-- START --

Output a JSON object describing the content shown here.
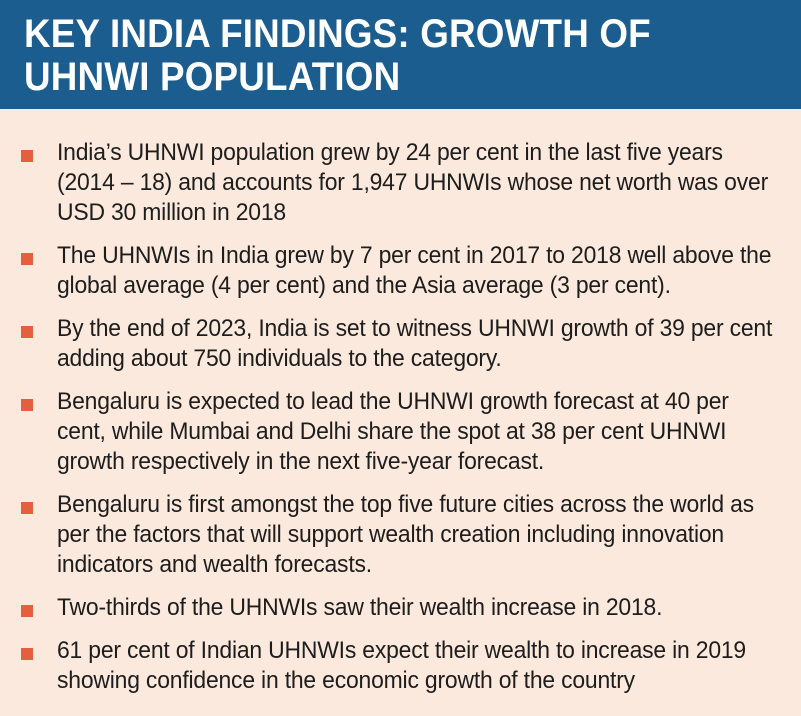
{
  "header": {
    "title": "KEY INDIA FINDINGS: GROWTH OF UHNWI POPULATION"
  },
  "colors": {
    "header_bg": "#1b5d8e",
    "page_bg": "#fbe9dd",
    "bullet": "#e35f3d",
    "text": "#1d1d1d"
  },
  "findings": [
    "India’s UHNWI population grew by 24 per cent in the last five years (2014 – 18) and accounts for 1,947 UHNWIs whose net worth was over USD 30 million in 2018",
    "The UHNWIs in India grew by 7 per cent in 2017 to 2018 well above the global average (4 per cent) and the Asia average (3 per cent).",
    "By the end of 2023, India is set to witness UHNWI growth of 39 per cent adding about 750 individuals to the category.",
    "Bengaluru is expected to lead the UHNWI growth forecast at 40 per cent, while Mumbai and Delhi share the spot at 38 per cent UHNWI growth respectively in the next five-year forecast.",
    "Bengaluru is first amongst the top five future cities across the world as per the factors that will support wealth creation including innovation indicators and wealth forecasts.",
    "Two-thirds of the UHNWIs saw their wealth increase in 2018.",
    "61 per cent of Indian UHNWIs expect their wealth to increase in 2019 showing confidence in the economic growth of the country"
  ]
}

-- END --

• _Problem to solve_: From the data above, copy out every line with the string "Bengaluru" in it.

• _Complete output_:
    "Bengaluru is expected to lead the UHNWI growth forecast at 40 per cent, while Mumbai and Delhi share the spot at 38 per cent UHNWI growth respectively in the next five-year forecast.",
    "Bengaluru is first amongst the top five future cities across the world as per the factors that will support wealth creation including innovation indicators and wealth forecasts.",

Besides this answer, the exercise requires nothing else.